*Texte fourni*
————
Rencontre avec Laura Sellies (première partie)

Rencontre avec Laura Sellies (première partie)
Dans ta gorge les géantes emportées, Laura Sellies, La Pop, 2025. Prises de vue : Thomas Lannes
Personnalités  -   Artistes

Dans son travail artistique, Laura Sellies cherche à créer un langage alternatif hybride, indiciel et évolutif qui rend sensible des attentions aux corps, aux émotions, aux altérités considérés comme minoritaires et qui nous fait basculer dans des mondes autres où la notion de transformation est centrale. La chercheuse Solène Reymond a rencontré l’artiste pour retracer son parcours et interroger l’évolution de sa démarche collaborative et engagée.

 

Toutes ces filles couronnées de langues, Amélie Giacomini et Laura Sellies, 2019.

 

Solène Reymond : Ton parcours a ceci de singulier qu’en plus d’être diplômée des Beaux-Arts de Lyon, tu es titulaire d’un master en Création littéraire réalisé à l’université Paris 8. Comment t’est venue cette envie d’une double formation ?

Laura Sellies : Quand j’étais en cinquième année aux Beaux-Arts de Lyon, je suivais un atelier autour de l’écriture lorsque j’ai entendu parler de cette formation à Paris 8 qui venait d’être créée. J’avais envie de m’aventurer davantage dans l’écriture, j’ai donc décidé de passer le concours. J’ai commencé mes études d’art à Nice, à la Villa Arson. Mon amie Amélie Giacomini, avec qui j’ai collaboré pendant une dizaine d’années par la suite, était à Lyon. Nous avons entrepris une forme de correspondance, un blog. Chaque jour pendant trois mois, l’une d’entre nous envoyait une phrase à l’autre qui devait réaliser en une journée une vidéo en réponse à cet envoi. J’ai rejoint Amélie à Lyon deux ans plus tard. J’avais un grand attrait pour la littérature et la poésie mais ce qui m’a amenée à l’écriture, je crois, c’est la rédaction de mon mémoire sur la transfictionnalité, un entre-deux entre réflexion théorique et auto-fiction.

S.R : Comment s’est imposée dans ta démarche artistique cette circularité de l’écriture textuelle, littéraire, vidéographique, performée par le corps ?

L.S : Avec Amélie, dès les Beaux-arts, nous avions envie d’explorer d’autres formes de langages. Nous avions l’intuition qu’il nous fallait nous réapproprier le langage usuel, le déconstruire pour penser de nouveaux modes d’échange. Et cela est passé par la rencontre entre un objet sculpture, un espace et un corps qui inventaient ensemble un nouveau système de signes. Les rudiments d’un langage. Plus tard, on s’est mises à les filmer, notamment pour intégrer le paysage. Cette exploration autour du langage est au cœur de tous mes projets.
————
*Enregistrements fournis*

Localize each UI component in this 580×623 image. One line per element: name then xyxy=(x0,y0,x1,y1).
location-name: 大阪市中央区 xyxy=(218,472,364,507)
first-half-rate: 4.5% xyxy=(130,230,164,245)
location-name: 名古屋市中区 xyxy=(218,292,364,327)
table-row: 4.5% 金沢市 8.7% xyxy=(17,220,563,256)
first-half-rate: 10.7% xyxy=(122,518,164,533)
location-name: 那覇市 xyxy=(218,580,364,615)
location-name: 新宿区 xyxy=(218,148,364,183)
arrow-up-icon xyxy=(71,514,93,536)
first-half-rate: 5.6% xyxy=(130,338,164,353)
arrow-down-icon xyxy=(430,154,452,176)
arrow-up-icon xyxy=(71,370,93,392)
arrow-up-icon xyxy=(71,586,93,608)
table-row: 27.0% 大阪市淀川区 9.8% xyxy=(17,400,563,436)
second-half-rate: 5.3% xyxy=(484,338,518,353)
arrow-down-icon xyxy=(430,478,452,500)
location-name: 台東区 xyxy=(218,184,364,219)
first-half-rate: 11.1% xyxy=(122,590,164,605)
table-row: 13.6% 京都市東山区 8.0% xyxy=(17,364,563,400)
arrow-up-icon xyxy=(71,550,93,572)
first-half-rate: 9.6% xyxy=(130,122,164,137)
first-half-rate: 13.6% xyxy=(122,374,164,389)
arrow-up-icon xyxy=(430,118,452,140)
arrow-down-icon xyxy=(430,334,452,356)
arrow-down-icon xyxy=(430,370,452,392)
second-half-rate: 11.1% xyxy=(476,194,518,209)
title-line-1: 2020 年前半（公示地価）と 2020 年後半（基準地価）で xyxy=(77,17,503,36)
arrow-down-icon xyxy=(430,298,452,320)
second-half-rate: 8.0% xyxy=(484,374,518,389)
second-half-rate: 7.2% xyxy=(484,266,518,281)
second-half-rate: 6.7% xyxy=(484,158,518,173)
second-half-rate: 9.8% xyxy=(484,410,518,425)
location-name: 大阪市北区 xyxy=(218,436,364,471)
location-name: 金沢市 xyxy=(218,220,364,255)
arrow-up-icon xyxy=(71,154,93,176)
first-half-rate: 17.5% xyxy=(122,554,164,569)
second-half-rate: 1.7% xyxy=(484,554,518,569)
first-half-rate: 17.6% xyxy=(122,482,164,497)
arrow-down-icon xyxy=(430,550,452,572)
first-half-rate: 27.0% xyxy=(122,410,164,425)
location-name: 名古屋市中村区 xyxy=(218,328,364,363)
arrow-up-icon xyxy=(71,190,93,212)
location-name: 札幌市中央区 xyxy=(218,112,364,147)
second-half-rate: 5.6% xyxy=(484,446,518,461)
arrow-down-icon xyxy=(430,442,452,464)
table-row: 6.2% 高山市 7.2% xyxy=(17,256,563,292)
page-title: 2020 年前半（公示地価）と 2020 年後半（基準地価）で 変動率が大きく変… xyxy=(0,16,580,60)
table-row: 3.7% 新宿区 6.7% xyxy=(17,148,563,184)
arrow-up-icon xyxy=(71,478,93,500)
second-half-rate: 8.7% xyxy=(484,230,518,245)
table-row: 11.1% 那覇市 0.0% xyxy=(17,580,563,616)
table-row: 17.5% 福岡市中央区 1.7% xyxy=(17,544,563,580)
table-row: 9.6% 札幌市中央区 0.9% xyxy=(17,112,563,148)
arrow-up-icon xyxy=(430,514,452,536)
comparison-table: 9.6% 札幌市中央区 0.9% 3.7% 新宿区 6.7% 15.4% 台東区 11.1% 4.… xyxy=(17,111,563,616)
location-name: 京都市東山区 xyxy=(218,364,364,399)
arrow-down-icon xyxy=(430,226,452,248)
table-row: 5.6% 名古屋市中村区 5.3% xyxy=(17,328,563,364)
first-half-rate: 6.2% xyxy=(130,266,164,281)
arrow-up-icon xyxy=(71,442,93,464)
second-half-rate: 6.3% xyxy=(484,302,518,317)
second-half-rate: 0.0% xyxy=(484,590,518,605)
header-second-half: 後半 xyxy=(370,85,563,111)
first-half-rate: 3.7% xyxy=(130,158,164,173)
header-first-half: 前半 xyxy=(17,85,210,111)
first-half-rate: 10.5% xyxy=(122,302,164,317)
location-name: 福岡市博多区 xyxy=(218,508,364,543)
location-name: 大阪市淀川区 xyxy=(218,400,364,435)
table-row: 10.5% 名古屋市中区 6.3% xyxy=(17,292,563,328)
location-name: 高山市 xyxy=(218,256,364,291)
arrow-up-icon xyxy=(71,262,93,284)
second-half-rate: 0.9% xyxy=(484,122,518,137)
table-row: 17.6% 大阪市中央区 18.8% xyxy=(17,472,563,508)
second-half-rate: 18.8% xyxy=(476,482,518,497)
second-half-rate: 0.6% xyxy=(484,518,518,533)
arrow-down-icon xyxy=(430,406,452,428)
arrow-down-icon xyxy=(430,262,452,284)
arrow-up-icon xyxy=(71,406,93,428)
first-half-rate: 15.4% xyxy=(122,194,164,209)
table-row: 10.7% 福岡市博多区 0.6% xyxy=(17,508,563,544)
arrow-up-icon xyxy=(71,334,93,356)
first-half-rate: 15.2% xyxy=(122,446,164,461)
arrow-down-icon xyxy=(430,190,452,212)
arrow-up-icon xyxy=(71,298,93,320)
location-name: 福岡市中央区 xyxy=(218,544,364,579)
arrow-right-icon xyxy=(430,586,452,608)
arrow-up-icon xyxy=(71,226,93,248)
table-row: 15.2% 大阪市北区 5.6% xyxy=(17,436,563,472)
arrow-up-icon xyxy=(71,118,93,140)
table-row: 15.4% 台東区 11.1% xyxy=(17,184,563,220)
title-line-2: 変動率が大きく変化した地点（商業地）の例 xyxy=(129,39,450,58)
————
*Consigne 1*
Recopiez le passage de l'entretien avec Laura Sellies qui débute par « Dans ta gorge » et s'achève sur « collaborative et engagée. ».
*Consigne 2*
Répondez à chaque question d'après l'entretien avec Laura Sellies :
(a) Dans quel établissement Laura Sellies a-t-elle commencé ses études d'art ?
(b) Combien de temps a duré l'échange quotidien de phrases et de vidéos avec Amélie Giacomini ?
(c) Quel était le sujet du mémoire de Laura Sellies ?
*Consigne 3*
Relevez toutes les personnes nommées dans l'entretien avec Laura Sellies.
Les enregistrements ne sont d'aucune utilité pour ce travail.

*Résultat final 1*
Dans ta gorge les géantes emportées, Laura Sellies, La Pop, 2025. Prises de vue : Thomas Lannes
Personnalités  -   Artistes

Dans son travail artistique, Laura Sellies cherche à créer un langage alternatif hybride, indiciel et évolutif qui rend sensible des attentions aux corps, aux émotions, aux altérités considérés comme minoritaires et qui nous fait basculer dans des mondes autres où la notion de transformation est centrale. La chercheuse Solène Reymond a rencontré l’artiste pour retracer son parcours et interroger l’évolution de sa démarche collaborative et engagée.

*Résultat final 2*
(a) À la Villa Arson, à Nice.
(b) Trois mois.
(c) La transfictionnalité.

*Résultat final 3*
Laura Sellies, Thomas Lannes, Solène Reymond, Amélie Giacomini